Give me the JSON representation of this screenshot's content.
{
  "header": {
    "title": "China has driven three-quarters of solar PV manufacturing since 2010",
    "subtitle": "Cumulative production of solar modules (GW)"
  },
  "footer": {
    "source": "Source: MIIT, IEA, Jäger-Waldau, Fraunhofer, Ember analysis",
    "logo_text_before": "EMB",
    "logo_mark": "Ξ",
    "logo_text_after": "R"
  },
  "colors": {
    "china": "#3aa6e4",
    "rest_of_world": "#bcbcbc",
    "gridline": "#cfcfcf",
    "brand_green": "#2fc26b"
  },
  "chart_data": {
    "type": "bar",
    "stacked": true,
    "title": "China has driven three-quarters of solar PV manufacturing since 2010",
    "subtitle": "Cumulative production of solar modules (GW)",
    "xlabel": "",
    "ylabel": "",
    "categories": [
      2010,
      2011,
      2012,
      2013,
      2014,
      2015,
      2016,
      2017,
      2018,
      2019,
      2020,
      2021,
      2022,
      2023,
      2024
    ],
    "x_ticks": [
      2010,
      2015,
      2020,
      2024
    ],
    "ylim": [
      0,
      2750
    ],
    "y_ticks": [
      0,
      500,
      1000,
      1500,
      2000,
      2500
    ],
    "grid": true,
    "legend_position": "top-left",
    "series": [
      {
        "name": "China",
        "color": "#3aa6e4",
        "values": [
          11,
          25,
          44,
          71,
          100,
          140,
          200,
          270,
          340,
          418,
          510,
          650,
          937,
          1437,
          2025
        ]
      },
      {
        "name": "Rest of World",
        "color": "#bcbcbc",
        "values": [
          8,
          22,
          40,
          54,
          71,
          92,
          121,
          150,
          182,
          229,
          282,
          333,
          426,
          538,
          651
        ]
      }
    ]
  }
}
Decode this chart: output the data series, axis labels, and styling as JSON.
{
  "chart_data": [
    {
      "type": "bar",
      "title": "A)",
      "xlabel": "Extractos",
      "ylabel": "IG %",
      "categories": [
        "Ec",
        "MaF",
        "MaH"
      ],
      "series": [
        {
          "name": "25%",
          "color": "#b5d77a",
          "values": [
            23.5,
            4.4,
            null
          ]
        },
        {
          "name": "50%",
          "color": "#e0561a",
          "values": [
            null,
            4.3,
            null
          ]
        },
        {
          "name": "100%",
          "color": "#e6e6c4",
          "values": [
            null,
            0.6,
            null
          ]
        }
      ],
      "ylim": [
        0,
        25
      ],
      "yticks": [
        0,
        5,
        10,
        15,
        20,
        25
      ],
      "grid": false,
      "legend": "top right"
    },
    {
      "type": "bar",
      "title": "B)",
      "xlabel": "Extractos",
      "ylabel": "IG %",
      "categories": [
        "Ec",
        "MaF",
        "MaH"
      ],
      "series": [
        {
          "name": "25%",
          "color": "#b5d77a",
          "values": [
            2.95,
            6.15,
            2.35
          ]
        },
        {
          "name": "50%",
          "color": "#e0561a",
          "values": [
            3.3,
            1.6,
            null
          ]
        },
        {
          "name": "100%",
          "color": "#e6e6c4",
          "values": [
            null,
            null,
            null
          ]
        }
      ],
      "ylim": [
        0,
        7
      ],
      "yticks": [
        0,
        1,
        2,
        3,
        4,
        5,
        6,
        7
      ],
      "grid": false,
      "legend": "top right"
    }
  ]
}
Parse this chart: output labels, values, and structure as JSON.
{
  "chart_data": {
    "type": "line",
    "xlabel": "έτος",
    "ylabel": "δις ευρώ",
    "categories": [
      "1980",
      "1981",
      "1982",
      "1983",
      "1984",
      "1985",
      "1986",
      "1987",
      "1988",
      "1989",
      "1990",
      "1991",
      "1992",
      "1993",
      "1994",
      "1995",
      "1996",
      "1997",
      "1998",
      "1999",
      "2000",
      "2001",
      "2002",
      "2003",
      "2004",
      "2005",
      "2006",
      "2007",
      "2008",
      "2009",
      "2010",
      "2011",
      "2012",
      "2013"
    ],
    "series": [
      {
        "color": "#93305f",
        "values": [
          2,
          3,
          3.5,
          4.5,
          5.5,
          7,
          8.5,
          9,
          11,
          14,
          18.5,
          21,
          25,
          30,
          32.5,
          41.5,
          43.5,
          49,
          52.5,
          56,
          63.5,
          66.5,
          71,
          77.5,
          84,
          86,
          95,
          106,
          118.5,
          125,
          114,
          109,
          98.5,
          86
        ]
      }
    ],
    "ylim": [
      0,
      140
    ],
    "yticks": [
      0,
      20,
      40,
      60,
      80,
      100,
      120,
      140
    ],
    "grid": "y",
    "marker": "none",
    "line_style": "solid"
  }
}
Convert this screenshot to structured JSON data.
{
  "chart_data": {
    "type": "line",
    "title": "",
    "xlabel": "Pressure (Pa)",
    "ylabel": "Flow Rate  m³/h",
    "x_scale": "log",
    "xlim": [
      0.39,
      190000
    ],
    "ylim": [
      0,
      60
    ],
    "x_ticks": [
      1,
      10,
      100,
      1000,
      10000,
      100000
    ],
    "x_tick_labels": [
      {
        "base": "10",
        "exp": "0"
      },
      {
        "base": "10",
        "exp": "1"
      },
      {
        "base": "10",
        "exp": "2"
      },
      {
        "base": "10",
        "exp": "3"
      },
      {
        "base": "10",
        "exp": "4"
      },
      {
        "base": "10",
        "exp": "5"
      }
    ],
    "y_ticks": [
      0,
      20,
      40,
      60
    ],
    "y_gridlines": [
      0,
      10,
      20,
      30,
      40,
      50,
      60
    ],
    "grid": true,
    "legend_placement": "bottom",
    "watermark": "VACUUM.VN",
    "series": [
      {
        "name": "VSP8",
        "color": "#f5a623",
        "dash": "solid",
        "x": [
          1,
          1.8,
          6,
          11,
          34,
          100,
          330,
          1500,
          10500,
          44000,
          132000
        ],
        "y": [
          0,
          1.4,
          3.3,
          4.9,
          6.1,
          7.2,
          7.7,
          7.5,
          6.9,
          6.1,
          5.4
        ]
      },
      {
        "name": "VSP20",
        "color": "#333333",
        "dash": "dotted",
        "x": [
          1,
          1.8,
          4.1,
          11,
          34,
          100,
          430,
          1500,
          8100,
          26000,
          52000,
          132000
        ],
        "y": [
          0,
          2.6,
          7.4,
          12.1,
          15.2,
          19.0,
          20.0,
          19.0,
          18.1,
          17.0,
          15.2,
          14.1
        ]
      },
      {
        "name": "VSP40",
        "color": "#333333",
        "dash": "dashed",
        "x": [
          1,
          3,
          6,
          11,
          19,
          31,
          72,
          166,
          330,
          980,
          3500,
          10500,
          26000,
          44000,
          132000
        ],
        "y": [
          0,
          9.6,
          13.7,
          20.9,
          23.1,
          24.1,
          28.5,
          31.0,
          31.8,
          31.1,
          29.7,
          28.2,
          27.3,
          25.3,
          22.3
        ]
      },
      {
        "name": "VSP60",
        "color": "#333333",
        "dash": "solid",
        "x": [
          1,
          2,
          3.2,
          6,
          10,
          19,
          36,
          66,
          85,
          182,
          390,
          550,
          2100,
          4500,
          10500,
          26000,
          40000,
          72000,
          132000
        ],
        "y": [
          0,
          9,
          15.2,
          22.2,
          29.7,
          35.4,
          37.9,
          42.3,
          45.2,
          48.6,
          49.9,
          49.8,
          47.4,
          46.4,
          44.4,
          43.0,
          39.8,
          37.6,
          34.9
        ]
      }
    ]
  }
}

▸ **Stated exercise**: Pull every line containing the word "screenshot" out of the entries above.

▸ **Complete answer**:
Give me the JSON representation of this screenshot's content.
Convert this screenshot to structured JSON data.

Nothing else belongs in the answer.